═════ Raw records ═════
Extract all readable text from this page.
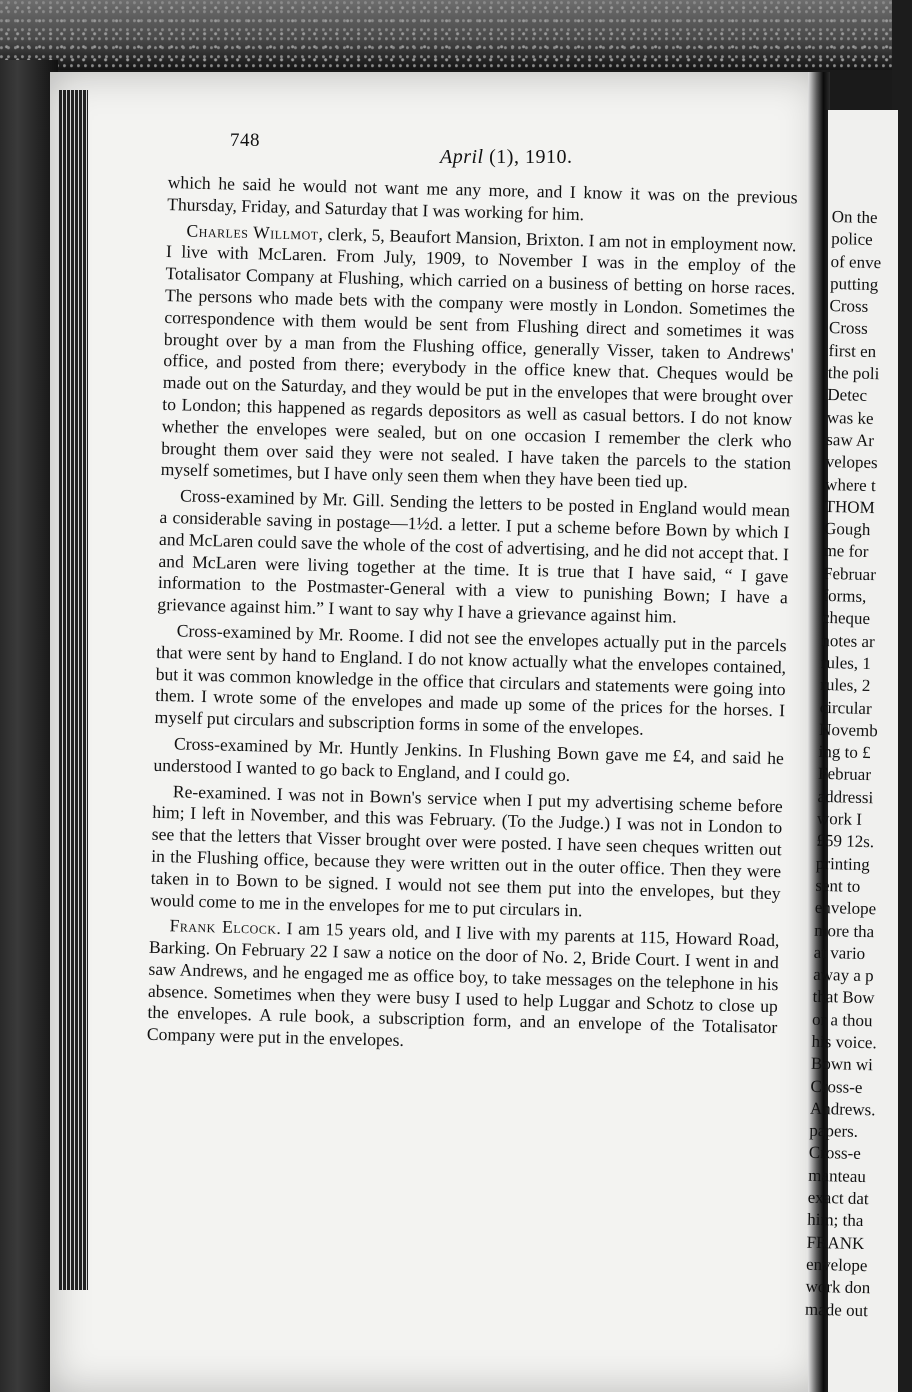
748
April (1), 1910.

which he said he would not want me any more, and I know it was on the previous Thursday, Friday, and Saturday that I was working for him.

Charles Willmot, clerk, 5, Beaufort Mansion, Brixton. I am not in employment now. I live with McLaren. From July, 1909, to November I was in the employ of the Totalisator Company at Flushing, which carried on a business of betting on horse races. The persons who made bets with the company were mostly in London. Sometimes the correspondence with them would be sent from Flushing direct and sometimes it was brought over by a man from the Flushing office, generally Visser, taken to Andrews' office, and posted from there; everybody in the office knew that. Cheques would be made out on the Saturday, and they would be put in the envelopes that were brought over to London; this happened as regards depositors as well as casual bettors. I do not know whether the envelopes were sealed, but on one occasion I remember the clerk who brought them over said they were not sealed. I have taken the parcels to the station myself sometimes, but I have only seen them when they have been tied up.

Cross-examined by Mr. Gill. Sending the letters to be posted in England would mean a considerable saving in postage—1½d. a letter. I put a scheme before Bown by which I and McLaren could save the whole of the cost of advertising, and he did not accept that. I and McLaren were living together at the time. It is true that I have said, “ I gave information to the Postmaster-General with a view to punishing Bown; I have a grievance against him.” I want to say why I have a grievance against him.

Cross-examined by Mr. Roome. I did not see the envelopes actually put in the parcels that were sent by hand to England. I do not know actually what the envelopes contained, but it was common knowledge in the office that circulars and statements were going into them. I wrote some of the envelopes and made up some of the prices for the horses. I myself put circulars and subscription forms in some of the envelopes.

Cross-examined by Mr. Huntly Jenkins. In Flushing Bown gave me £4, and said he understood I wanted to go back to England, and I could go.

Re-examined. I was not in Bown's service when I put my advertising scheme before him; I left in November, and this was February. (To the Judge.) I was not in London to see that the letters that Visser brought over were posted. I have seen cheques written out in the Flushing office, because they were written out in the outer office. Then they were taken in to Bown to be signed. I would not see them put into the envelopes, but they would come to me in the envelopes for me to put circulars in.

Frank Elcock. I am 15 years old, and I live with my parents at 115, Howard Road, Barking. On February 22 I saw a notice on the door of No. 2, Bride Court. I went in and saw Andrews, and he engaged me as office boy, to take messages on the telephone in his absence. Sometimes when they were busy I used to help Luggar and Schotz to close up the envelopes. A rule book, a subscription form, and an envelope of the Totalisator Company were put in the envelopes.

On the
police
of enve
putting
Cross
Cross
first en
the poli
Detec
was ke
saw Ar
velopes
where t
THOM
Gough
me for
Februar
forms,
cheque
notes ar
rules, 1
rules, 2
circular
Novemb
ing to £
Februar
addressi
work I
£59 12s.
printing
sent to
envelope
more tha
at vario
away a p
that Bow
or a thou
his voice.
Bown wi
Cross-e
Andrews.
papers.
Cross-e
manteau
exact dat
him; tha
FRANK
envelope
work don
made out
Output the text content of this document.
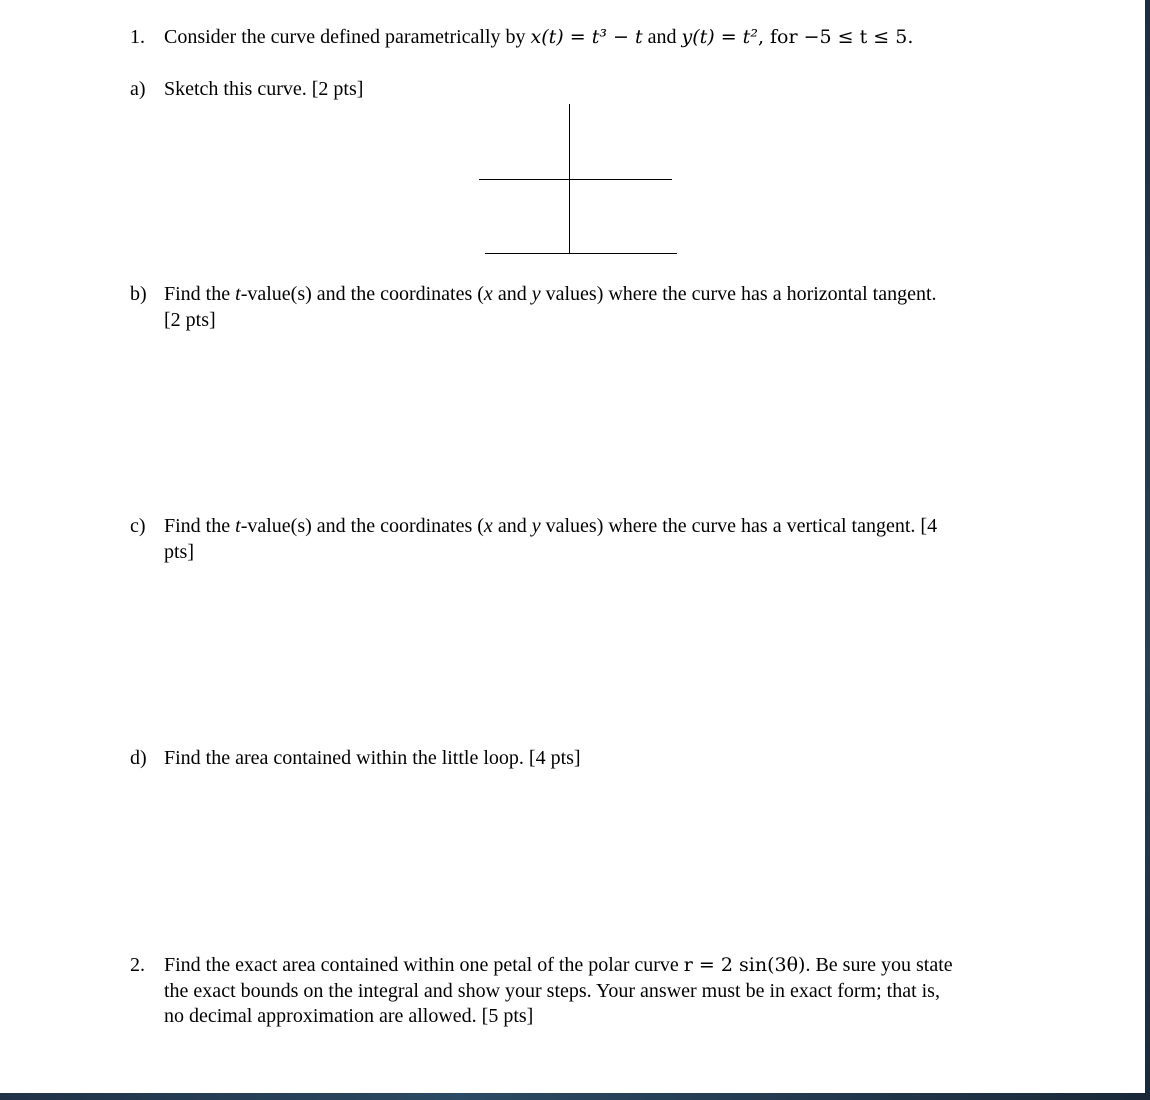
1. Consider the curve defined parametrically by x(t) = t³ − t and y(t) = t², for −5 ≤ t ≤ 5.
a) Sketch this curve. [2 pts]
b) Find the t-value(s) and the coordinates (x and y values) where the curve has a horizontal tangent.
[2 pts]
c) Find the t-value(s) and the coordinates (x and y values) where the curve has a vertical tangent. [4
pts]
d) Find the area contained within the little loop. [4 pts]
2. Find the exact area contained within one petal of the polar curve r = 2 sin(3θ). Be sure you state
the exact bounds on the integral and show your steps. Your answer must be in exact form; that is,
no decimal approximation are allowed. [5 pts]
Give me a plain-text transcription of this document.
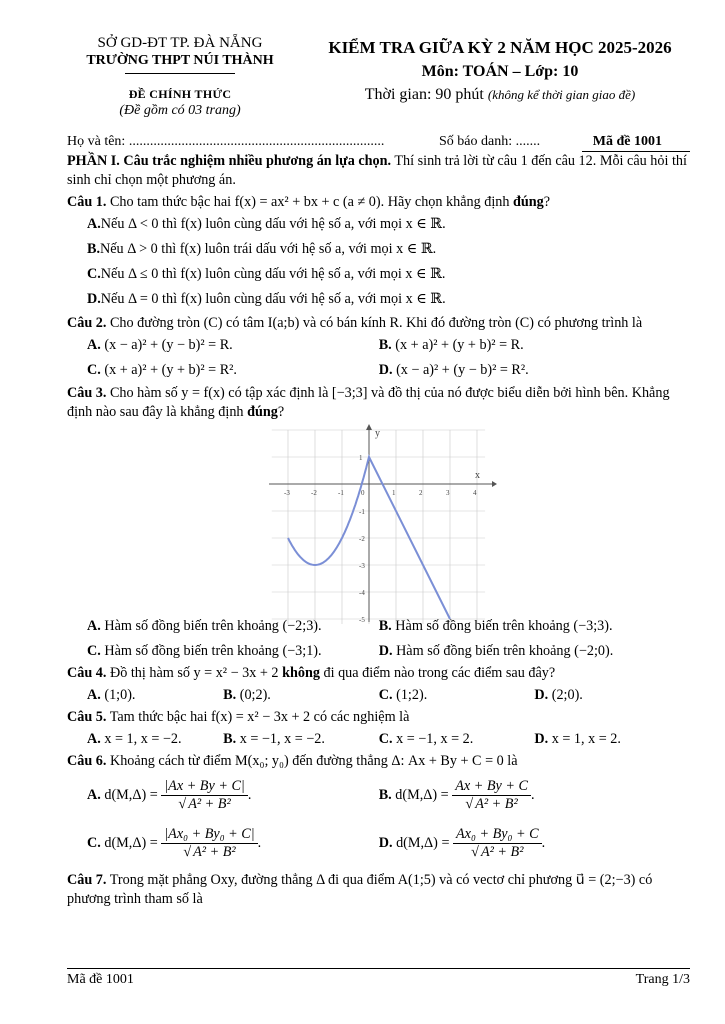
SỞ GD-ĐT TP. ĐÀ NẴNG
TRƯỜNG THPT NÚI THÀNH
ĐỀ CHÍNH THỨC
(Đề gồm có 03 trang)
KIỂM TRA GIỮA KỲ 2 NĂM HỌC 2025-2026
Môn: TOÁN – Lớp: 10
Thời gian: 90 phút (không kể thời gian giao đề)
Họ và tên: .........................................................................	Số báo danh: .......	Mã đề 1001

PHẦN I. Câu trắc nghiệm nhiều phương án lựa chọn. Thí sinh trả lời từ câu 1 đến câu 12. Mỗi câu hỏi thí sinh chỉ chọn một phương án.

Câu 1. Cho tam thức bậc hai f(x) = ax² + bx + c (a ≠ 0). Hãy chọn khẳng định đúng?

A. Nếu Δ < 0 thì f(x) luôn cùng dấu với hệ số a, với mọi x ∈ ℝ.
B. Nếu Δ > 0 thì f(x) luôn trái dấu với hệ số a, với mọi x ∈ ℝ.
C. Nếu Δ ≤ 0 thì f(x) luôn cùng dấu với hệ số a, với mọi x ∈ ℝ.
D. Nếu Δ = 0 thì f(x) luôn cùng dấu với hệ số a, với mọi x ∈ ℝ.

Câu 2. Cho đường tròn (C) có tâm I(a;b) và có bán kính R. Khi đó đường tròn (C) có phương trình là

A. (x − a)² + (y − b)² = R.	B. (x + a)² + (y + b)² = R.
C. (x + a)² + (y + b)² = R².	D. (x − a)² + (y − b)² = R².

Câu 3. Cho hàm số y = f(x) có tập xác định là [−3;3] và đồ thị của nó được biểu diễn bởi hình bên. Khẳng định nào sau đây là khẳng định đúng?

x
y
0
-3	-2	-1	1	2	3	4
1
-1
-2
-3
-4
-5
A. Hàm số đồng biến trên khoảng (−2;3).	B. Hàm số đồng biến trên khoảng (−3;3).
C. Hàm số đồng biến trên khoảng (−3;1).	D. Hàm số đồng biến trên khoảng (−2;0).

Câu 4. Đồ thị hàm số y = x² − 3x + 2 không đi qua điểm nào trong các điểm sau đây?

A. (1;0).	B. (0;2).	C. (1;2).	D. (2;0).

Câu 5. Tam thức bậc hai f(x) = x² − 3x + 2 có các nghiệm là

A. x = 1, x = −2.	B. x = −1, x = −2.	C. x = −1, x = 2.	D. x = 1, x = 2.

Câu 6. Khoảng cách từ điểm M(x₀; y₀) đến đường thẳng Δ: Ax + By + C = 0 là

A. d(M,Δ) = |Ax + By + C|
√ A² + B² .	B. d(M,Δ) = Ax + By + C
√ A² + B² .
C. d(M,Δ) = |Ax₀ + By₀ + C|
√ A² + B² .	D. d(M,Δ) = Ax₀ + By₀ + C
√ A² + B² .

Câu 7. Trong mặt phẳng Oxy, đường thẳng Δ đi qua điểm A(1;5) và có vectơ chỉ phương u⃗ = (2;−3) có phương trình tham số là

Mã đề 1001	Trang 1/3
═════
In the records above, how many lines include "scheme"? Give that number and nothing more.

2